Part of a data file:

━━━━━━

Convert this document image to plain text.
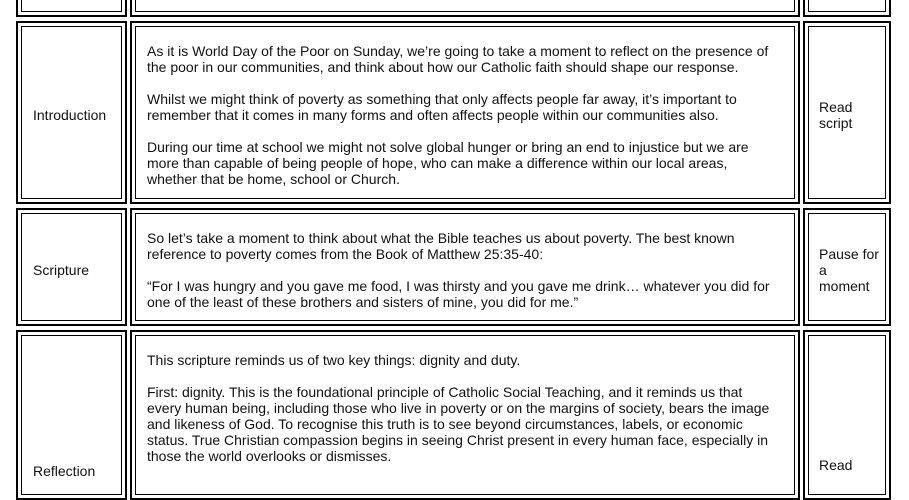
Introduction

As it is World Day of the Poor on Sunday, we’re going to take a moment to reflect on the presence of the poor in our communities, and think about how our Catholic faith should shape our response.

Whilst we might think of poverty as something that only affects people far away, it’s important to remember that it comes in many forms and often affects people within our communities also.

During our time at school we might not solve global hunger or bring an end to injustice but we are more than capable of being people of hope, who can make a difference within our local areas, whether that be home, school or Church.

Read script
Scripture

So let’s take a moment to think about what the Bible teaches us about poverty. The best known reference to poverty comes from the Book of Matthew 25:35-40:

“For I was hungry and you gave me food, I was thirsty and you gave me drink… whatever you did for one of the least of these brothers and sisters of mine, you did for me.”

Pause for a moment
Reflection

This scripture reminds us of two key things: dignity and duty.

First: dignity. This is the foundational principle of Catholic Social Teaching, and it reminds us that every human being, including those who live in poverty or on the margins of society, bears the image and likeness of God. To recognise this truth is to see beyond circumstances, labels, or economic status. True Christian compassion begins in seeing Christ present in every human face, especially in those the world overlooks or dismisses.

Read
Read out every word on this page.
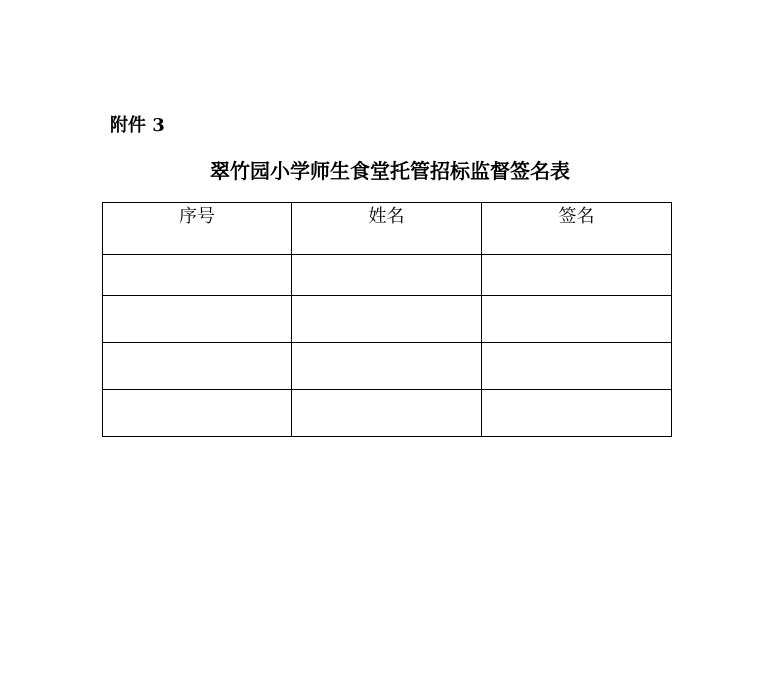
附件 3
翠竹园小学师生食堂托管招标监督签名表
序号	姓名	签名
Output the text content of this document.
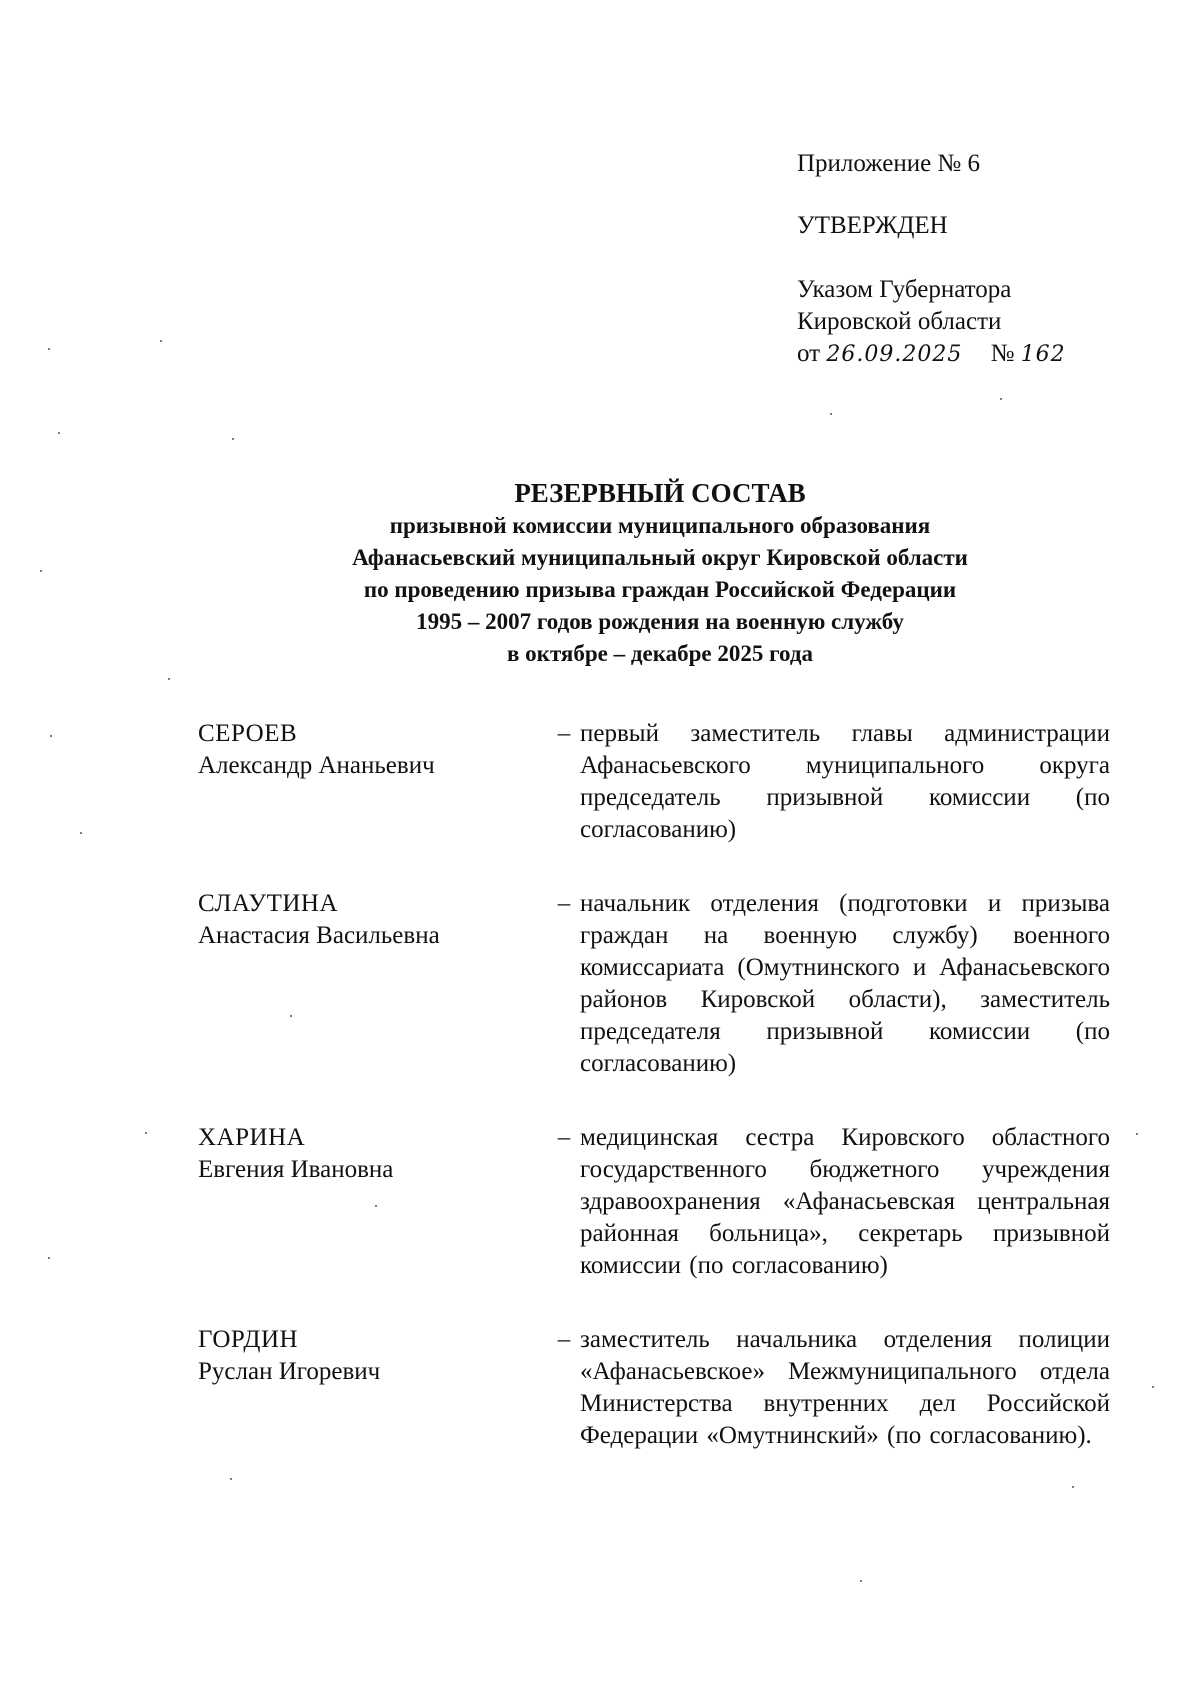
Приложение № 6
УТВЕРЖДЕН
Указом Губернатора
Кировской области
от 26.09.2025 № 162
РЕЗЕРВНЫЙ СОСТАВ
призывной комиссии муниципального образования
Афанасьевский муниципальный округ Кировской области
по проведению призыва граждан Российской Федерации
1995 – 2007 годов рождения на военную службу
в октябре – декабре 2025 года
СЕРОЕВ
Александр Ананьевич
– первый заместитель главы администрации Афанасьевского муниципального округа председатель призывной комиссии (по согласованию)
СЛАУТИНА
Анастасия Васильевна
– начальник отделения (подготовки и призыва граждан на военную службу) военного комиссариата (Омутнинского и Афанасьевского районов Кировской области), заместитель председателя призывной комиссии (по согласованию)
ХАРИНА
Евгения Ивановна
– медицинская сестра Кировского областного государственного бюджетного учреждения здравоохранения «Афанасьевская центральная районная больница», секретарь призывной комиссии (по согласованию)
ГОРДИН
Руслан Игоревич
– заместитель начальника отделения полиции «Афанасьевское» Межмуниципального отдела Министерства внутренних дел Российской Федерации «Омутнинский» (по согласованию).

━━━━━━

## Aim
Please transcribe the material above exactly as written. Leave the pictures out.

## The output
Convert this document image to plain text.
Introduction

As it is World Day of the Poor on Sunday, we’re going to take a moment to reflect on the presence of the poor in our communities, and think about how our Catholic faith should shape our response.

Whilst we might think of poverty as something that only affects people far away, it’s important to remember that it comes in many forms and often affects people within our communities also.

During our time at school we might not solve global hunger or bring an end to injustice but we are more than capable of being people of hope, who can make a difference within our local areas, whether that be home, school or Church.

Read script
Scripture

So let’s take a moment to think about what the Bible teaches us about poverty. The best known reference to poverty comes from the Book of Matthew 25:35-40:

“For I was hungry and you gave me food, I was thirsty and you gave me drink… whatever you did for one of the least of these brothers and sisters of mine, you did for me.”

Pause for a moment
Reflection

This scripture reminds us of two key things: dignity and duty.

First: dignity. This is the foundational principle of Catholic Social Teaching, and it reminds us that every human being, including those who live in poverty or on the margins of society, bears the image and likeness of God. To recognise this truth is to see beyond circumstances, labels, or economic status. True Christian compassion begins in seeing Christ present in every human face, especially in those the world overlooks or dismisses.

Read
Read out every word on this page.
附件 3
翠竹园小学师生食堂托管招标监督签名表
序号	姓名	签名
Output the text content of this document.
Приложение № 6
УТВЕРЖДЕН
Указом Губернатора
Кировской области
от 26.09.2025 № 162
РЕЗЕРВНЫЙ СОСТАВ
призывной комиссии муниципального образования
Афанасьевский муниципальный округ Кировской области
по проведению призыва граждан Российской Федерации
1995 – 2007 годов рождения на военную службу
в октябре – декабре 2025 года
СЕРОЕВ
Александр Ананьевич
– первый заместитель главы администрации Афанасьевского муниципального округа председатель призывной комиссии (по согласованию)
СЛАУТИНА
Анастасия Васильевна
– начальник отделения (подготовки и призыва граждан на военную службу) военного комиссариата (Омутнинского и Афанасьевского районов Кировской области), заместитель председателя призывной комиссии (по согласованию)
ХАРИНА
Евгения Ивановна
– медицинская сестра Кировского областного государственного бюджетного учреждения здравоохранения «Афанасьевская центральная районная больница», секретарь призывной комиссии (по согласованию)
ГОРДИН
Руслан Игоревич
– заместитель начальника отделения полиции «Афанасьевское» Межмуниципального отдела Министерства внутренних дел Российской Федерации «Омутнинский» (по согласованию).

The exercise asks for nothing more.